Below are the records; locate each line with the word "Doing" and copy it.
--- start of Data supplied ---
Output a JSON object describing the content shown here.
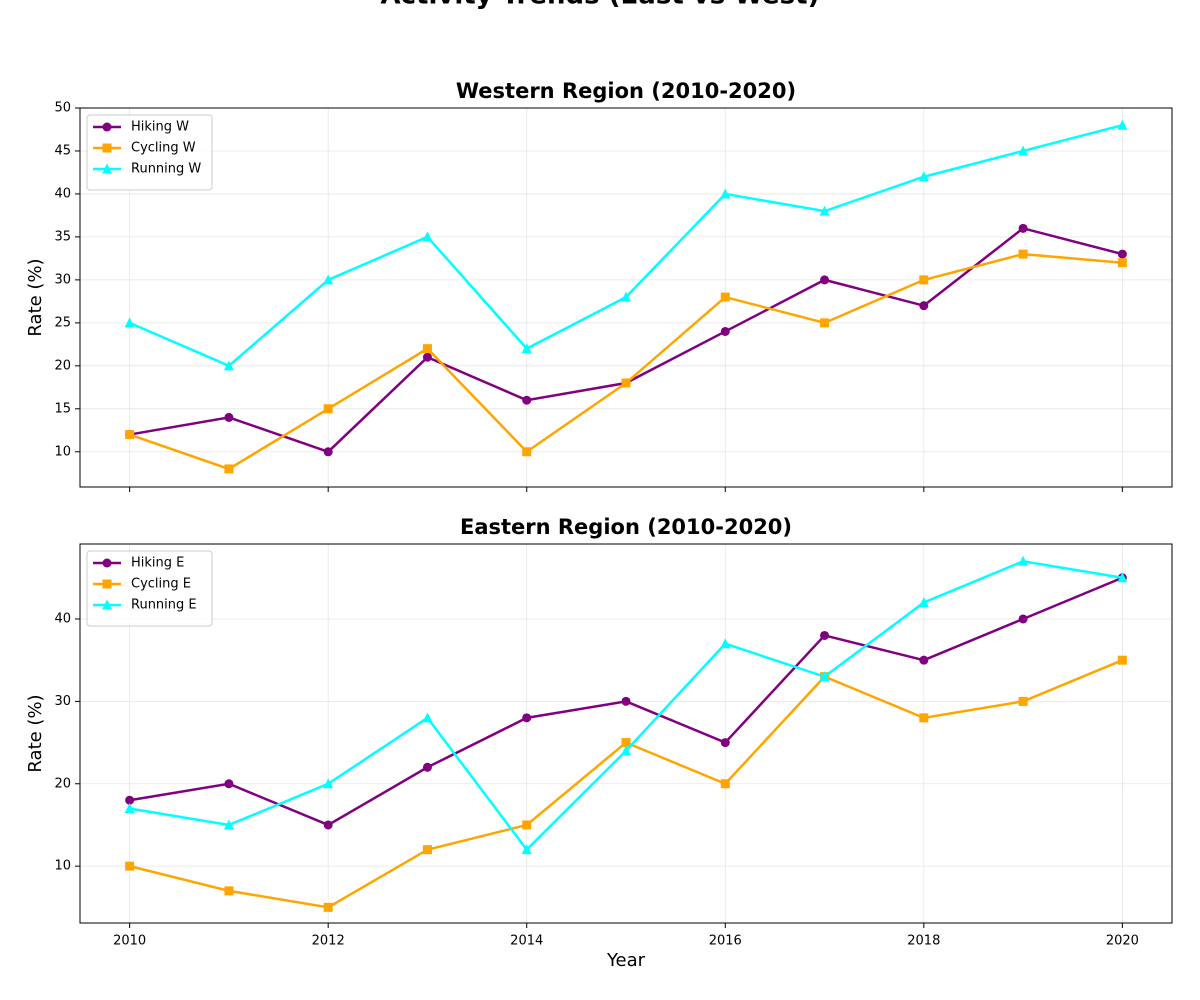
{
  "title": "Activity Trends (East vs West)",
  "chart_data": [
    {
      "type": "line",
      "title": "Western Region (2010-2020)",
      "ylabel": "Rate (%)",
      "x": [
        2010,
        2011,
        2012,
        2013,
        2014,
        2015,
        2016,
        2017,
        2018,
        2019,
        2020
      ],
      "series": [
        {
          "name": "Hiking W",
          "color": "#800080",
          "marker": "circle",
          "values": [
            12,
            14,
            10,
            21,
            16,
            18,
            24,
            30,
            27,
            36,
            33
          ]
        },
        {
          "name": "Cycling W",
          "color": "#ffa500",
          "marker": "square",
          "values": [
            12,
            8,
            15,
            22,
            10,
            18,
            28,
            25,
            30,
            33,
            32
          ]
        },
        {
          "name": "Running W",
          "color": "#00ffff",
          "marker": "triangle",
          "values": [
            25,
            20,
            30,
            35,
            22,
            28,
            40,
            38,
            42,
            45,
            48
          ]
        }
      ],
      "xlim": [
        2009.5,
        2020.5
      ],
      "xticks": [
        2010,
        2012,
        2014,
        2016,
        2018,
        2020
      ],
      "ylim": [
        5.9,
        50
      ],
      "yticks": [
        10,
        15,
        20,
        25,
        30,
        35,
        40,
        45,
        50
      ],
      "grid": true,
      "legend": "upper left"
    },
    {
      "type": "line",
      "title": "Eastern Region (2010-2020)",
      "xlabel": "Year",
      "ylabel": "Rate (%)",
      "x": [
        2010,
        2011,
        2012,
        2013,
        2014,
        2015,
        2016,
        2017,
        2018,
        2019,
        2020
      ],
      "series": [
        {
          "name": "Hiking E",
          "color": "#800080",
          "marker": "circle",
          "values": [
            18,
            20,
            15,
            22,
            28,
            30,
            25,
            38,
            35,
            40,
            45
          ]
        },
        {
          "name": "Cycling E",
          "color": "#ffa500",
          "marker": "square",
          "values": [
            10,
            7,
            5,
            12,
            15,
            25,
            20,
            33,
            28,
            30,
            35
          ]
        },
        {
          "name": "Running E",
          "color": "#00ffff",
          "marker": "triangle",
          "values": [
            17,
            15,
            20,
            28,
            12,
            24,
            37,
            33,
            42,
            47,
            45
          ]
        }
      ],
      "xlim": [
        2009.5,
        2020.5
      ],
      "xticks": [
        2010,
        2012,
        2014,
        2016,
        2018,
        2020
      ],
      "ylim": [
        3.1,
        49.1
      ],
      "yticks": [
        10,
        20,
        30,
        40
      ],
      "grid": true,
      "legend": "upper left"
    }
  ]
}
--- end of Data supplied ---
--- start of Data supplied ---
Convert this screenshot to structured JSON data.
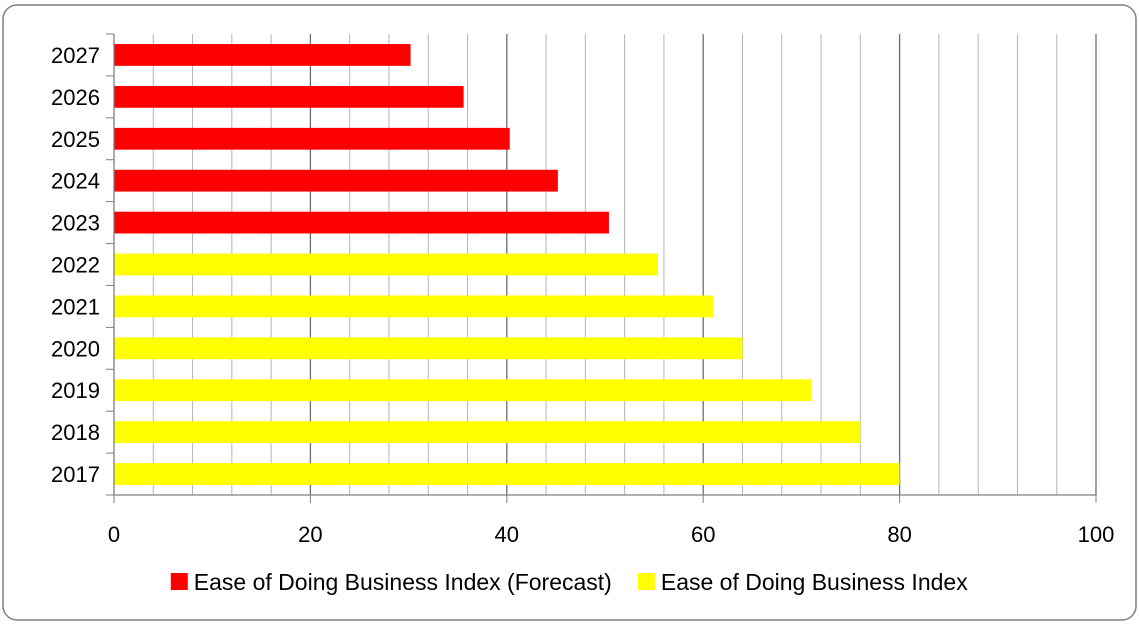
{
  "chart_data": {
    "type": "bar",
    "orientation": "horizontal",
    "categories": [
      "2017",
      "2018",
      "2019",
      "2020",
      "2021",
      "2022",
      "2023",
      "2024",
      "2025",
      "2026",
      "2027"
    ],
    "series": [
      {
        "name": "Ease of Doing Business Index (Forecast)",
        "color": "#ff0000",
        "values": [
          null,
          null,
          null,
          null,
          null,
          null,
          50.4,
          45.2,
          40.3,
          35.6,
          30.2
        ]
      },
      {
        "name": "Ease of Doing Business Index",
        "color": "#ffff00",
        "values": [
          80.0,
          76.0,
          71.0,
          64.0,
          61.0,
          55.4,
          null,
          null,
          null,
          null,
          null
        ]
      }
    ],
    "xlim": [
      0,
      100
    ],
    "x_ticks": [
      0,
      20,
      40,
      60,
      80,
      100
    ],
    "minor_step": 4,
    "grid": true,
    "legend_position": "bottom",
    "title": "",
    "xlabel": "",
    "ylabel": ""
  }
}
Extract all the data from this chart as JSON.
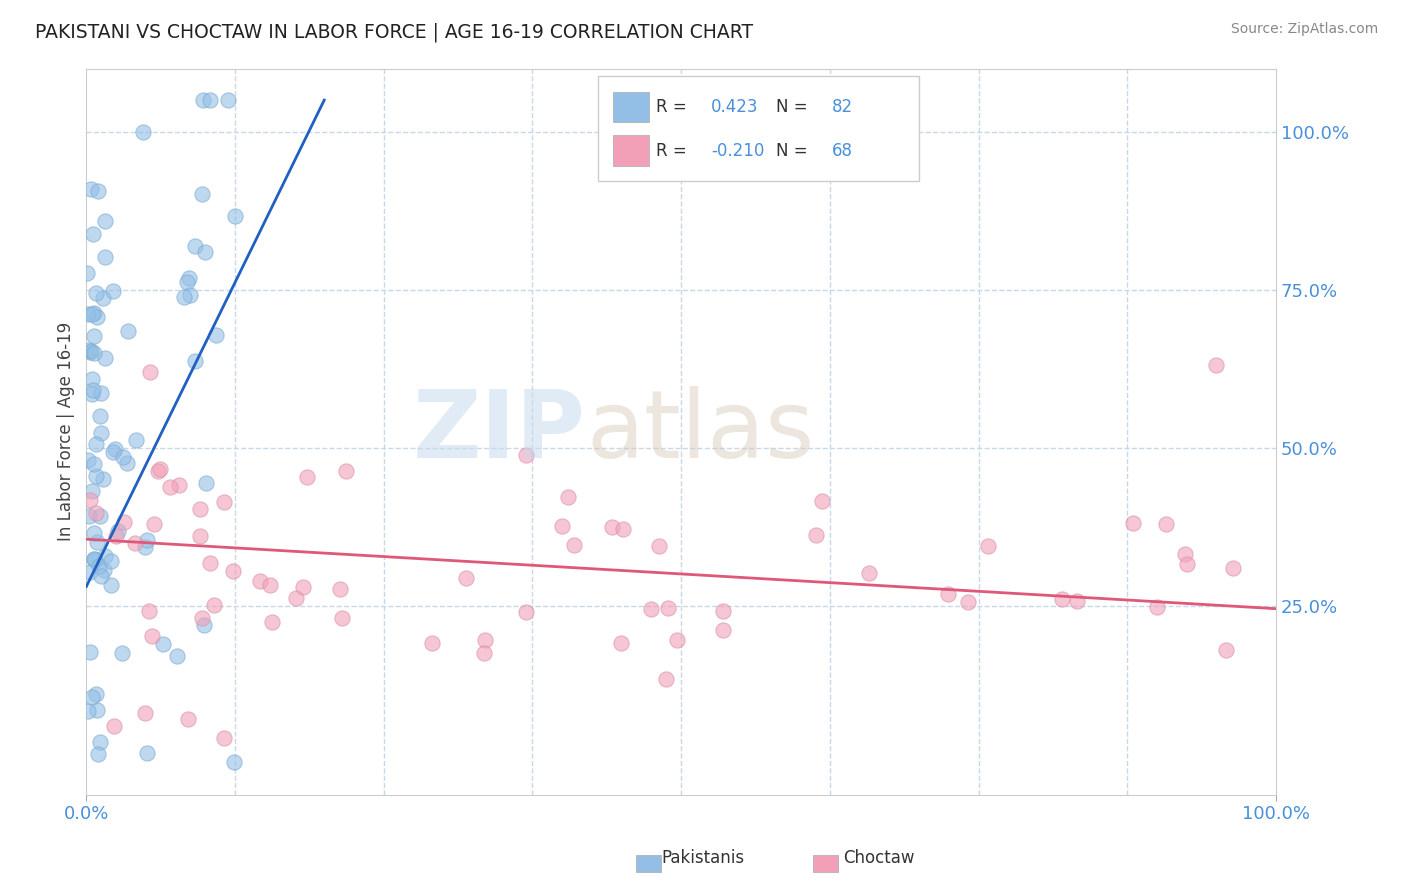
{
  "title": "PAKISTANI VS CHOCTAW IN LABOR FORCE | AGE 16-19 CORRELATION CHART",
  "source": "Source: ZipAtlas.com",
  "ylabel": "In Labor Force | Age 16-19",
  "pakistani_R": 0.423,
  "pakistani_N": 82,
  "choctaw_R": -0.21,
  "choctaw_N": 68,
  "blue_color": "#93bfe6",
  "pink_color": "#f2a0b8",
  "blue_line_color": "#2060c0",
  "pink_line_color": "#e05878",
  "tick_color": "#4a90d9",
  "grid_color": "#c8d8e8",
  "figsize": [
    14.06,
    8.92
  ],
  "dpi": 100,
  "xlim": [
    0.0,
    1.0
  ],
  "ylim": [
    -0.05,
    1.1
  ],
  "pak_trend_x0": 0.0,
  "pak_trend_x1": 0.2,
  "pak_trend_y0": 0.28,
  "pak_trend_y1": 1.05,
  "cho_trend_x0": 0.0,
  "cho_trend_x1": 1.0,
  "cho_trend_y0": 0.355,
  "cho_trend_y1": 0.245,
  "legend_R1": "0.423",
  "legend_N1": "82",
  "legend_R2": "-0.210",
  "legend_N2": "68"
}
--- end of Data supplied ---
Full solution:
        "name": "Ease of Doing Business Index (Forecast)",
        "name": "Ease of Doing Business Index",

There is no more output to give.